Written instruction:
Skip every picture and transcribe the remaining material exactly.
-------
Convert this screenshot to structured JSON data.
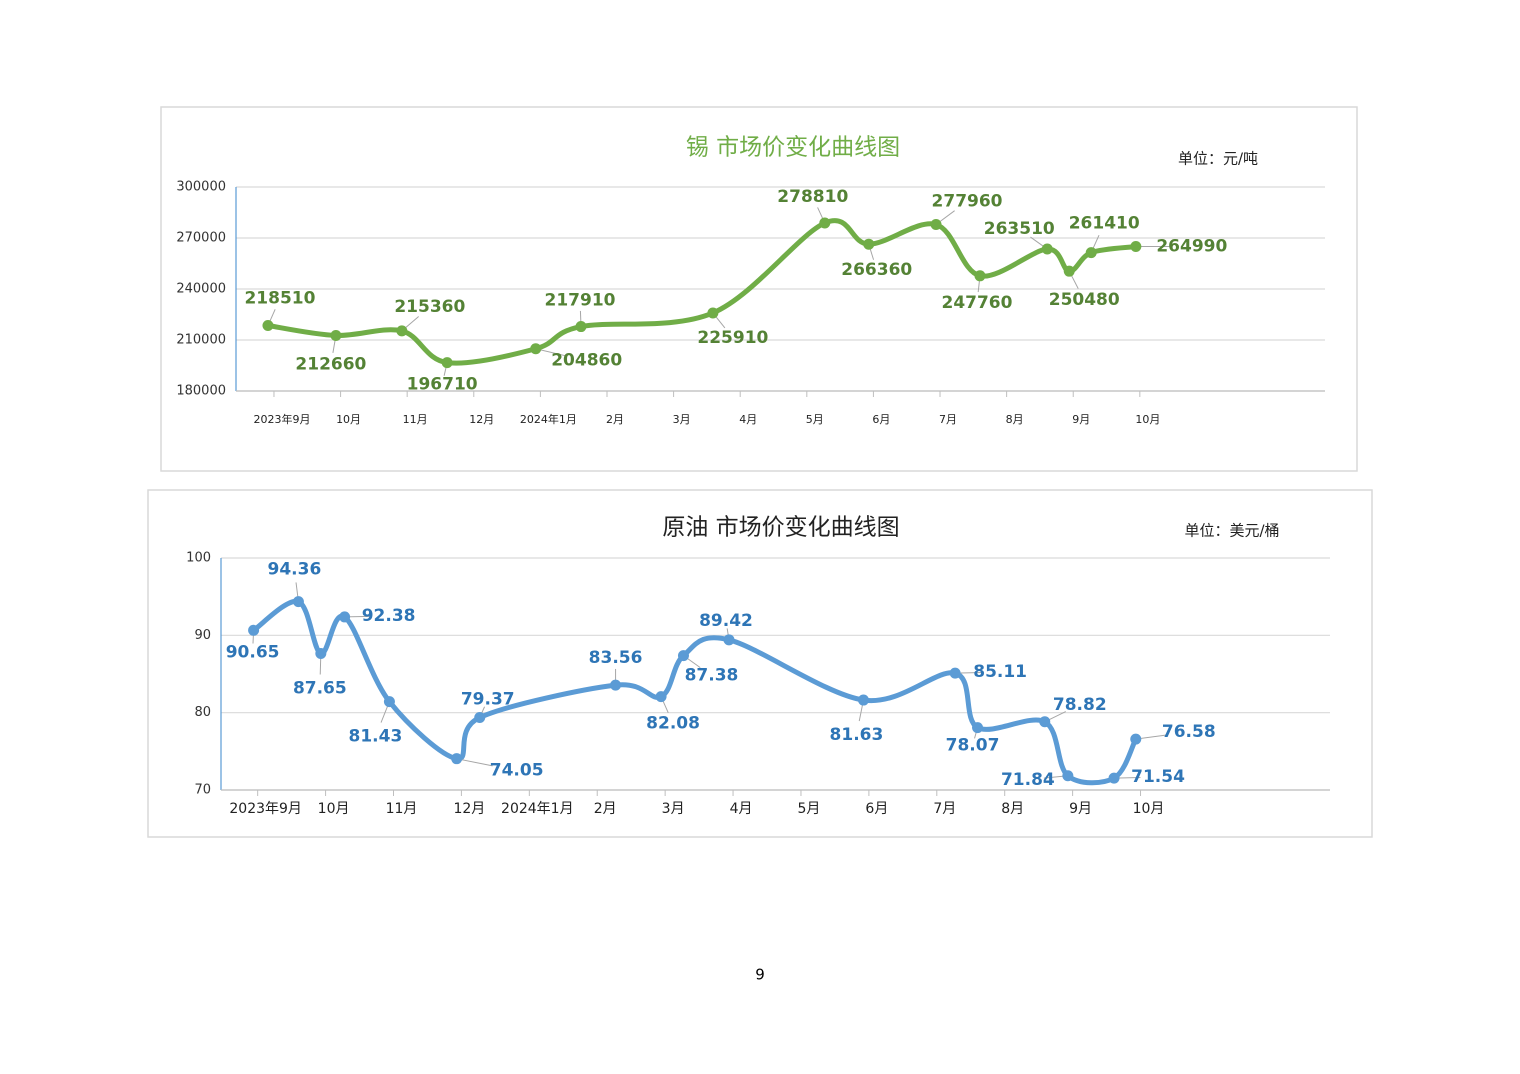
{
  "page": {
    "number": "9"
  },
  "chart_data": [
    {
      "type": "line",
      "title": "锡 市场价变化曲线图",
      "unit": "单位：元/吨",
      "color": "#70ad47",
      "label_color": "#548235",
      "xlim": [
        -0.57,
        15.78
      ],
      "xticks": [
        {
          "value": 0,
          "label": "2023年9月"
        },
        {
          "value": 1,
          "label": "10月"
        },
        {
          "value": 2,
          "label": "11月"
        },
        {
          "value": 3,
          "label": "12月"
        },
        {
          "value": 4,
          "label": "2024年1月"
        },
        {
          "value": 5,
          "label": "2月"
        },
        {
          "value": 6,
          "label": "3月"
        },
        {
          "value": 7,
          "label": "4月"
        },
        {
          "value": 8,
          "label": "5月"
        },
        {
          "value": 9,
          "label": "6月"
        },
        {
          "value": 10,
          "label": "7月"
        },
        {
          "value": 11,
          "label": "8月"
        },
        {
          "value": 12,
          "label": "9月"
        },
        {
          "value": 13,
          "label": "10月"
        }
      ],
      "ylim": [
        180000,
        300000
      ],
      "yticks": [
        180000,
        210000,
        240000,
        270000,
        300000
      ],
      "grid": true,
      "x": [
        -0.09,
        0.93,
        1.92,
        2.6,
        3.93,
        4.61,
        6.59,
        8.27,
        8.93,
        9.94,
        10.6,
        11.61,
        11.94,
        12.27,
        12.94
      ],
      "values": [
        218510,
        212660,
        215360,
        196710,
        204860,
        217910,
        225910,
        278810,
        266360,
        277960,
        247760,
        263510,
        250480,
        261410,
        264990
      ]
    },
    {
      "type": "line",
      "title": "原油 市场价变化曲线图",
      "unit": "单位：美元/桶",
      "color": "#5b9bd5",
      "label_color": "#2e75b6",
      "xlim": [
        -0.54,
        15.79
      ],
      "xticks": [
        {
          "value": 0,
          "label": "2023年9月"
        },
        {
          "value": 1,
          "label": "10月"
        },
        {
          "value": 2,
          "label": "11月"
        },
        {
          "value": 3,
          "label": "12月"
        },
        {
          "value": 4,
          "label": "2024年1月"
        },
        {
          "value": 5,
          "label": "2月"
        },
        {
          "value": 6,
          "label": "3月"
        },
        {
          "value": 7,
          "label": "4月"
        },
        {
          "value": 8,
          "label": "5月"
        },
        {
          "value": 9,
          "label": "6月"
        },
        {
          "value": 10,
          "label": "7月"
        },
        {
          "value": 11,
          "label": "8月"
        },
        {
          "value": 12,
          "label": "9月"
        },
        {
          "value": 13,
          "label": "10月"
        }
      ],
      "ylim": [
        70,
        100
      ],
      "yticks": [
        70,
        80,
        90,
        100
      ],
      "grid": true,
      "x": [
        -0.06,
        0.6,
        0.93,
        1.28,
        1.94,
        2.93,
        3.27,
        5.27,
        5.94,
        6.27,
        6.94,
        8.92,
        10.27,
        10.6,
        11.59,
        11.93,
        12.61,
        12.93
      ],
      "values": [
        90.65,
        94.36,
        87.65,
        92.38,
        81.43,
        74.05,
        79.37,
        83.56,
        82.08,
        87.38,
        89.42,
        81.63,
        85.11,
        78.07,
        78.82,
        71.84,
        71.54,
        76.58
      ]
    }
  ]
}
-------
The completed task:
Convert this screenshot to structured JSON data.
{
  "page": {
    "number": "9"
  },
  "chart_data": [
    {
      "type": "line",
      "title": "锡 市场价变化曲线图",
      "unit": "单位：元/吨",
      "color": "#70ad47",
      "label_color": "#548235",
      "xlim": [
        -0.57,
        15.78
      ],
      "xticks": [
        {
          "value": 0,
          "label": "2023年9月"
        },
        {
          "value": 1,
          "label": "10月"
        },
        {
          "value": 2,
          "label": "11月"
        },
        {
          "value": 3,
          "label": "12月"
        },
        {
          "value": 4,
          "label": "2024年1月"
        },
        {
          "value": 5,
          "label": "2月"
        },
        {
          "value": 6,
          "label": "3月"
        },
        {
          "value": 7,
          "label": "4月"
        },
        {
          "value": 8,
          "label": "5月"
        },
        {
          "value": 9,
          "label": "6月"
        },
        {
          "value": 10,
          "label": "7月"
        },
        {
          "value": 11,
          "label": "8月"
        },
        {
          "value": 12,
          "label": "9月"
        },
        {
          "value": 13,
          "label": "10月"
        }
      ],
      "ylim": [
        180000,
        300000
      ],
      "yticks": [
        180000,
        210000,
        240000,
        270000,
        300000
      ],
      "grid": true,
      "x": [
        -0.09,
        0.93,
        1.92,
        2.6,
        3.93,
        4.61,
        6.59,
        8.27,
        8.93,
        9.94,
        10.6,
        11.61,
        11.94,
        12.27,
        12.94
      ],
      "values": [
        218510,
        212660,
        215360,
        196710,
        204860,
        217910,
        225910,
        278810,
        266360,
        277960,
        247760,
        263510,
        250480,
        261410,
        264990
      ]
    },
    {
      "type": "line",
      "title": "原油 市场价变化曲线图",
      "unit": "单位：美元/桶",
      "color": "#5b9bd5",
      "label_color": "#2e75b6",
      "xlim": [
        -0.54,
        15.79
      ],
      "xticks": [
        {
          "value": 0,
          "label": "2023年9月"
        },
        {
          "value": 1,
          "label": "10月"
        },
        {
          "value": 2,
          "label": "11月"
        },
        {
          "value": 3,
          "label": "12月"
        },
        {
          "value": 4,
          "label": "2024年1月"
        },
        {
          "value": 5,
          "label": "2月"
        },
        {
          "value": 6,
          "label": "3月"
        },
        {
          "value": 7,
          "label": "4月"
        },
        {
          "value": 8,
          "label": "5月"
        },
        {
          "value": 9,
          "label": "6月"
        },
        {
          "value": 10,
          "label": "7月"
        },
        {
          "value": 11,
          "label": "8月"
        },
        {
          "value": 12,
          "label": "9月"
        },
        {
          "value": 13,
          "label": "10月"
        }
      ],
      "ylim": [
        70,
        100
      ],
      "yticks": [
        70,
        80,
        90,
        100
      ],
      "grid": true,
      "x": [
        -0.06,
        0.6,
        0.93,
        1.28,
        1.94,
        2.93,
        3.27,
        5.27,
        5.94,
        6.27,
        6.94,
        8.92,
        10.27,
        10.6,
        11.59,
        11.93,
        12.61,
        12.93
      ],
      "values": [
        90.65,
        94.36,
        87.65,
        92.38,
        81.43,
        74.05,
        79.37,
        83.56,
        82.08,
        87.38,
        89.42,
        81.63,
        85.11,
        78.07,
        78.82,
        71.84,
        71.54,
        76.58
      ]
    }
  ]
}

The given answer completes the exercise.